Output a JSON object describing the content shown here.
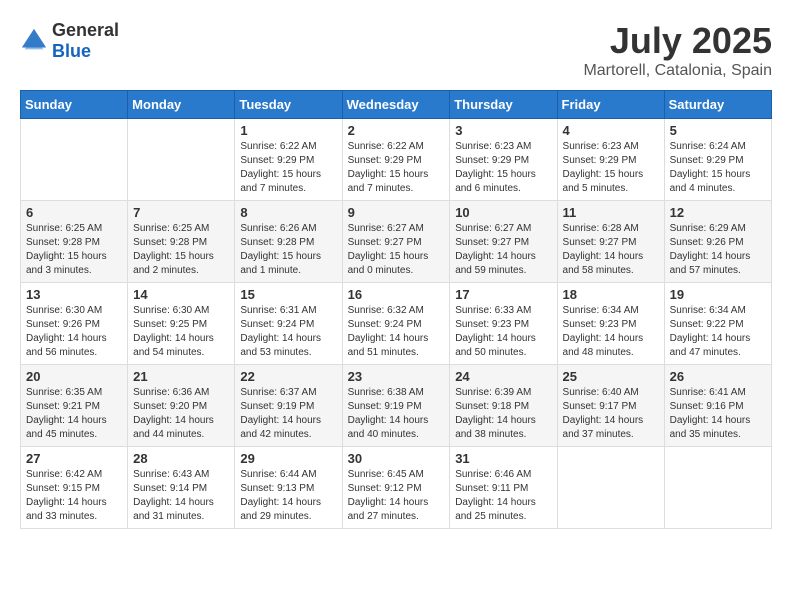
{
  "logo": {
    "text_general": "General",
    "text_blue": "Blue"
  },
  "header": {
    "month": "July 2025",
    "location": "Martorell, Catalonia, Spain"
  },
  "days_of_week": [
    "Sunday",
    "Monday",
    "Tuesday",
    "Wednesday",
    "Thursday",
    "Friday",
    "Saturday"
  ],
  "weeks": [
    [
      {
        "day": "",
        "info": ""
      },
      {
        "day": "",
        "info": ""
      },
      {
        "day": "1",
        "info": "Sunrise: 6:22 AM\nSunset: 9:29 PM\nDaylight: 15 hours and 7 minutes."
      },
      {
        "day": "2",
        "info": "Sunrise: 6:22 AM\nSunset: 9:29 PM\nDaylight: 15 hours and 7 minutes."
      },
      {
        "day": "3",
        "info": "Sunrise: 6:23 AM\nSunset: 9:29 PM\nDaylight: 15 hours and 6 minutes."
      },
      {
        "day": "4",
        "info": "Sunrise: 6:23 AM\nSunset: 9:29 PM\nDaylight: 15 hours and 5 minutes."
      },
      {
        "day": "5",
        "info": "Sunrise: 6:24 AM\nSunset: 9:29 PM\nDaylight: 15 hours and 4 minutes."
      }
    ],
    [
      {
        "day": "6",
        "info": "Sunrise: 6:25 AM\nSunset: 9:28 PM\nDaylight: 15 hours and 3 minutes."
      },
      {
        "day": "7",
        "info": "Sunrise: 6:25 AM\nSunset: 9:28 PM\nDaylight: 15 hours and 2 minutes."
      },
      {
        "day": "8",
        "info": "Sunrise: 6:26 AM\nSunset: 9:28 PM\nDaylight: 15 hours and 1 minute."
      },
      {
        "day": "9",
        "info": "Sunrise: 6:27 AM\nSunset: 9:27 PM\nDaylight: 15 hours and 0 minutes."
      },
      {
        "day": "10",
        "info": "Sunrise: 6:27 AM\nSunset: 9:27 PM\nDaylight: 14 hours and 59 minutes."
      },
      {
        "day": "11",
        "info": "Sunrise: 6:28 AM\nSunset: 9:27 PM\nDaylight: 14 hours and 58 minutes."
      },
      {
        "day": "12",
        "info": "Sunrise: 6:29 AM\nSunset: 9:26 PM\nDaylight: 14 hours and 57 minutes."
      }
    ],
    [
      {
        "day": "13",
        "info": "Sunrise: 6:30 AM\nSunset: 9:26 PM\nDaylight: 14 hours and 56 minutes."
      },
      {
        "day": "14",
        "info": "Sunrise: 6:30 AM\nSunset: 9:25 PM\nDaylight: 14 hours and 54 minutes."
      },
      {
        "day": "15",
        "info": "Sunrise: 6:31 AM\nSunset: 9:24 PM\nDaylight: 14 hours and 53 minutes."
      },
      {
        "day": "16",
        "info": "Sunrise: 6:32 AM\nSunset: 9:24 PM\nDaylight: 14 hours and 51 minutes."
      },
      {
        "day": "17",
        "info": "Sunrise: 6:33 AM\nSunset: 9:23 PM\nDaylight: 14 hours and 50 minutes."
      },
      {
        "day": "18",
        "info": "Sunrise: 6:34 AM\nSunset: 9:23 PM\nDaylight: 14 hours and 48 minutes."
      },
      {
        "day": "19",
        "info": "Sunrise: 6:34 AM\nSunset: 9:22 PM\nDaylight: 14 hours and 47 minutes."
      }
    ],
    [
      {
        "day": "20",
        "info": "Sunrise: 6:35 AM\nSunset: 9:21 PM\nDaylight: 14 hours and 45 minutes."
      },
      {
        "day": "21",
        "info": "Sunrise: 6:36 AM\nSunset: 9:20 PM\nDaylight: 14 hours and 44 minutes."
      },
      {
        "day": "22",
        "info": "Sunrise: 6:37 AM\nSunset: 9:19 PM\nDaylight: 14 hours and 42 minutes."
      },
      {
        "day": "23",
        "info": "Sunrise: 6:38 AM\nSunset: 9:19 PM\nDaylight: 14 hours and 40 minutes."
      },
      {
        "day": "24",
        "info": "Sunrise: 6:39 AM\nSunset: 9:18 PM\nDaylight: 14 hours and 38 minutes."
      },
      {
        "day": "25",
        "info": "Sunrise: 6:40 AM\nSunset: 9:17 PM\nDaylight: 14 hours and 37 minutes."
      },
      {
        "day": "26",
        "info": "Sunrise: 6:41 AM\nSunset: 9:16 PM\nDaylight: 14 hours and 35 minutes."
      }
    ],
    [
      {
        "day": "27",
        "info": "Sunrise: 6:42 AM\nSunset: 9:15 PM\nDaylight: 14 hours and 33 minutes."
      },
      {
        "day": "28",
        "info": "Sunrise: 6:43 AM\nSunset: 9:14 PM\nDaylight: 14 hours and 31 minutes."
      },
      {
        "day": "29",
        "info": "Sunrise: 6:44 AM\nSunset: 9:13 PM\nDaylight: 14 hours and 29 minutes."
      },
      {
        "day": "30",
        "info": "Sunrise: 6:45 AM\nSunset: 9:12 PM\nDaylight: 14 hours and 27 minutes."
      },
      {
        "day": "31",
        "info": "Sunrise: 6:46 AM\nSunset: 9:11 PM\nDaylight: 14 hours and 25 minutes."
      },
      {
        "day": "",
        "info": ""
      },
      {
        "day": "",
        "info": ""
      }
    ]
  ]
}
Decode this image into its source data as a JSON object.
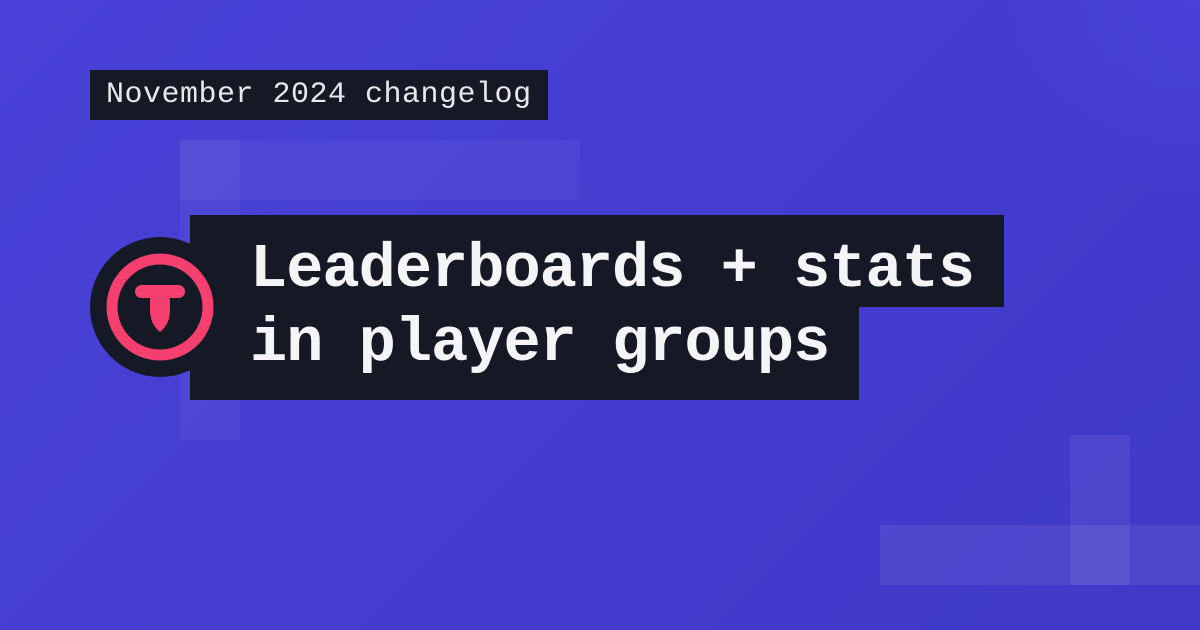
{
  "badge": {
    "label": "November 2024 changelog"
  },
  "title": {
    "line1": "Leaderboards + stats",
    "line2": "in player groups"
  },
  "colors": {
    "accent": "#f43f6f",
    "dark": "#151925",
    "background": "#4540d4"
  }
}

----------------

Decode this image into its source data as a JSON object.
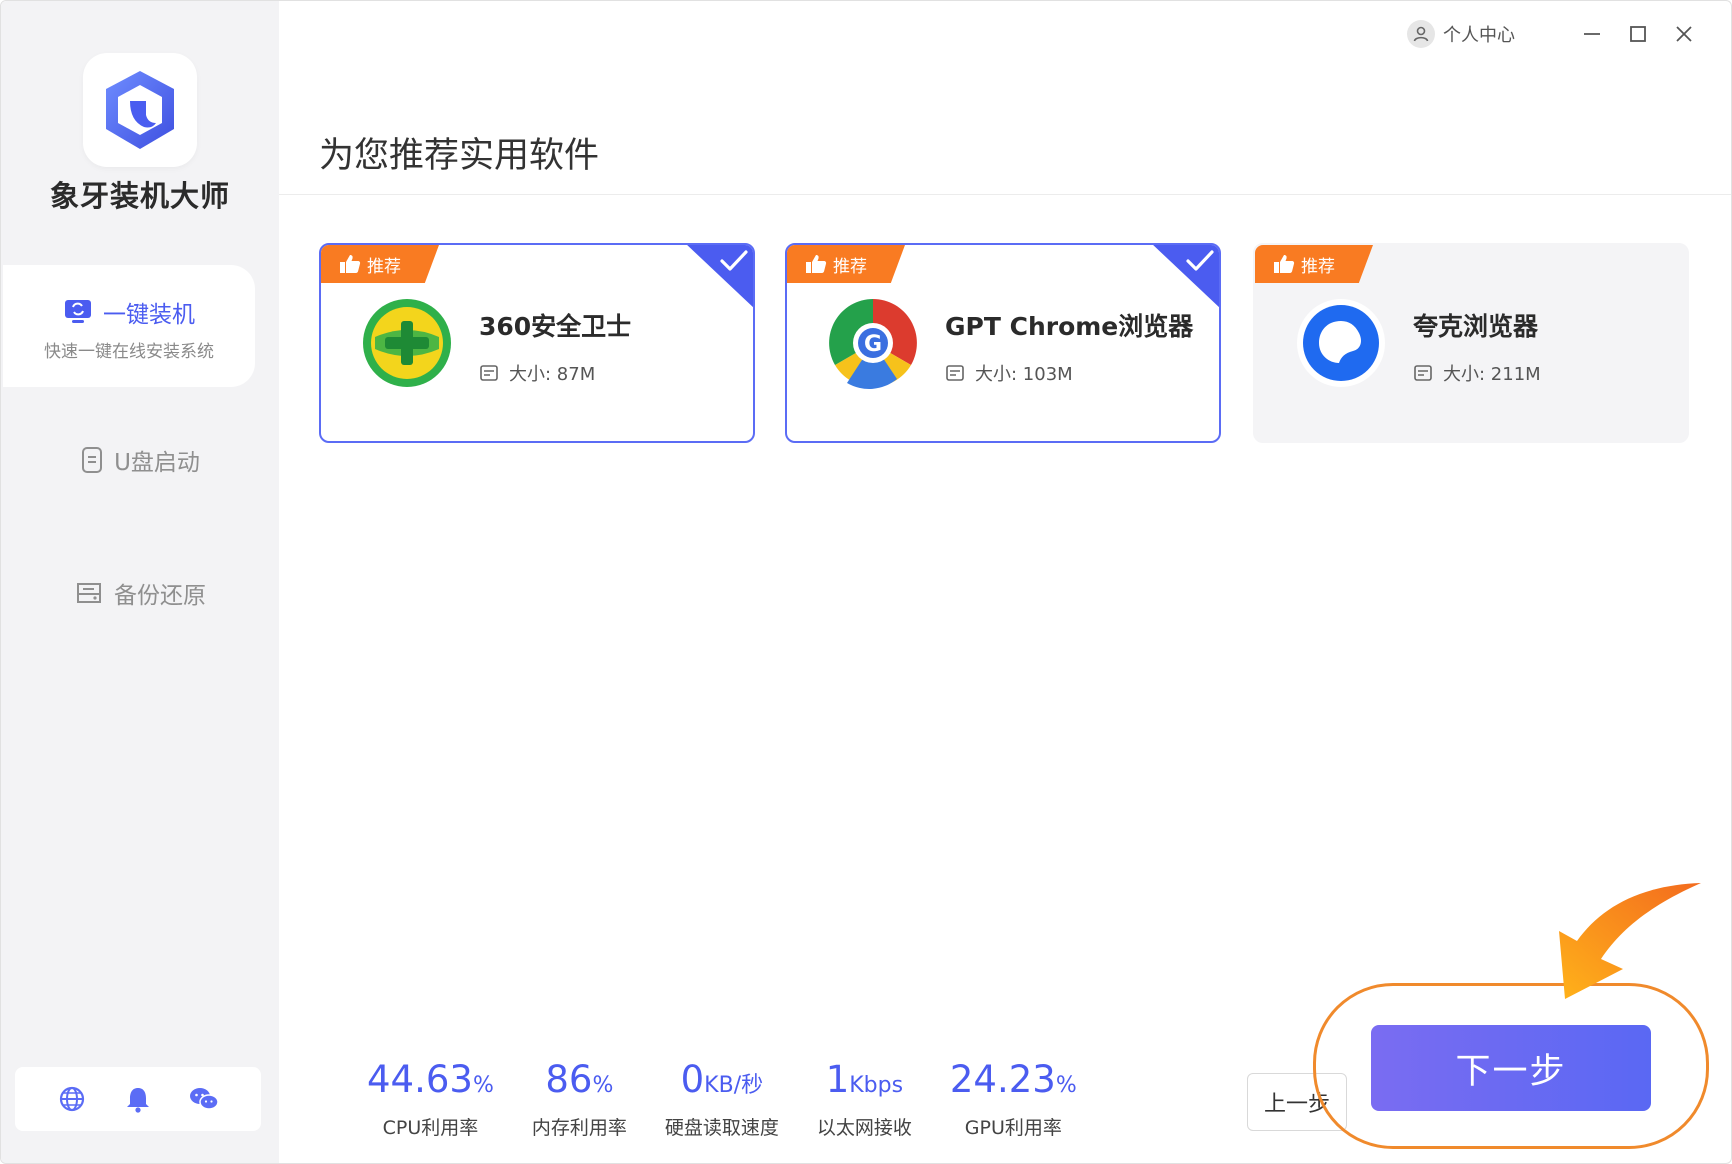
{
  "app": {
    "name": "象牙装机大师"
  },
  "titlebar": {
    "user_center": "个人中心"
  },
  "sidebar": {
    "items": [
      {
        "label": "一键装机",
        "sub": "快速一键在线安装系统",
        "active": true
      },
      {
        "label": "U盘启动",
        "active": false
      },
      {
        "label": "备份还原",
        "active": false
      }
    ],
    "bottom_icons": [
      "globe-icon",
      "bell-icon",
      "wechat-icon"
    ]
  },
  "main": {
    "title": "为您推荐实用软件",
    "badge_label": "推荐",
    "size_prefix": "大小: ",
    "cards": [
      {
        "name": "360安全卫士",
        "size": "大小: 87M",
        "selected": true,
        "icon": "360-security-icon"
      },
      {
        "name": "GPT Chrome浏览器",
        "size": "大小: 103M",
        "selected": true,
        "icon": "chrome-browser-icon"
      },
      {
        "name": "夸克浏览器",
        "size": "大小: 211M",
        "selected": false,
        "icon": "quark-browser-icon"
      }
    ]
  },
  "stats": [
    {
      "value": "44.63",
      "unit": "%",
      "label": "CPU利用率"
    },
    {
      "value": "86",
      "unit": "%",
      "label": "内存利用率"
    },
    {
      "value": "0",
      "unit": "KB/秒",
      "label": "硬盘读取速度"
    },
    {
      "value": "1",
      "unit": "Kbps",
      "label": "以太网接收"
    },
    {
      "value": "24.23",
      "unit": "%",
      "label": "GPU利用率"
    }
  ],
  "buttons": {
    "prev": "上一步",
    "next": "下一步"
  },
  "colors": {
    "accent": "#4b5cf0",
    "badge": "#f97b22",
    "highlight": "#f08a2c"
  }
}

----------------

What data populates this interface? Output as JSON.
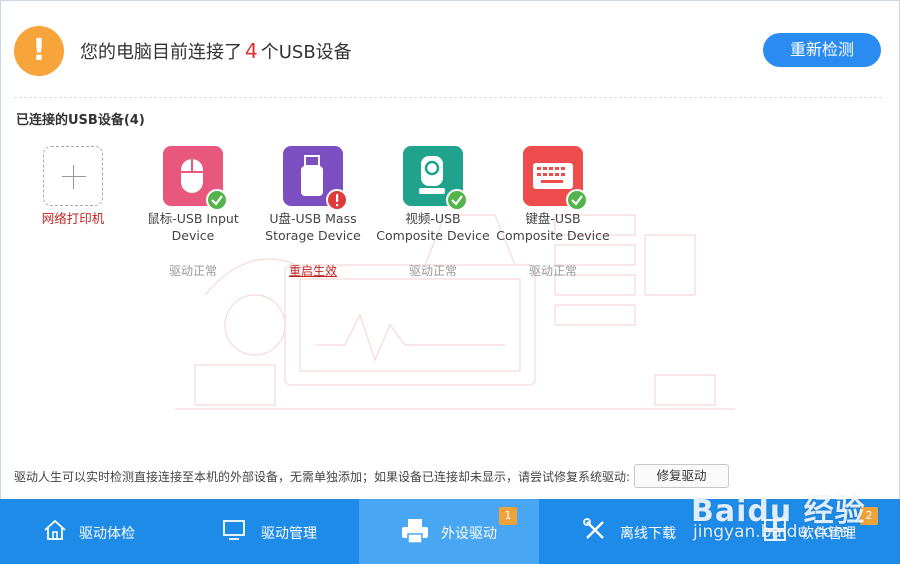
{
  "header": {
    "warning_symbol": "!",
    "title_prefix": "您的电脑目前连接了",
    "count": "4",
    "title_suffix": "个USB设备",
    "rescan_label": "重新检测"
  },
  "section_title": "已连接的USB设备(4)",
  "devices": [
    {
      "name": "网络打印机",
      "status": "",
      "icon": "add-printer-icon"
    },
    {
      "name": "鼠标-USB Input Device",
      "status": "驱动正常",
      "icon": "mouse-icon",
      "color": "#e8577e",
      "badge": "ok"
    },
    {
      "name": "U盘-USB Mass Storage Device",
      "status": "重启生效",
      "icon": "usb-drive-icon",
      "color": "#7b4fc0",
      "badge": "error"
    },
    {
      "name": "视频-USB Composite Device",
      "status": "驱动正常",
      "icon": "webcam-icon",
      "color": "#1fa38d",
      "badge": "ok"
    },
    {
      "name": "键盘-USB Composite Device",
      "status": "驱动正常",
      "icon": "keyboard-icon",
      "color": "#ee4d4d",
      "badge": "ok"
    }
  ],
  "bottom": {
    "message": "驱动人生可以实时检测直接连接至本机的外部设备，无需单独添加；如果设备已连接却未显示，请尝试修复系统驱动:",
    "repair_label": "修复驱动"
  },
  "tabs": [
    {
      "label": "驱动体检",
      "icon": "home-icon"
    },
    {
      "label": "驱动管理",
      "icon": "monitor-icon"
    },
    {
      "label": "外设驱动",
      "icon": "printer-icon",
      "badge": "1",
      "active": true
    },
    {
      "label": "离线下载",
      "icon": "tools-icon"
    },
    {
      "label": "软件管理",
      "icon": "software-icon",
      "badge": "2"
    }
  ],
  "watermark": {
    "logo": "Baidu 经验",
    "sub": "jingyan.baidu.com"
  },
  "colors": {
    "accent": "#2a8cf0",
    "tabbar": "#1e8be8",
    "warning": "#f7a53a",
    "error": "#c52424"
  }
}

----------------

**Goal:** Only a number is wanted: how many lines contain the word "accent"?

**Reply:** 3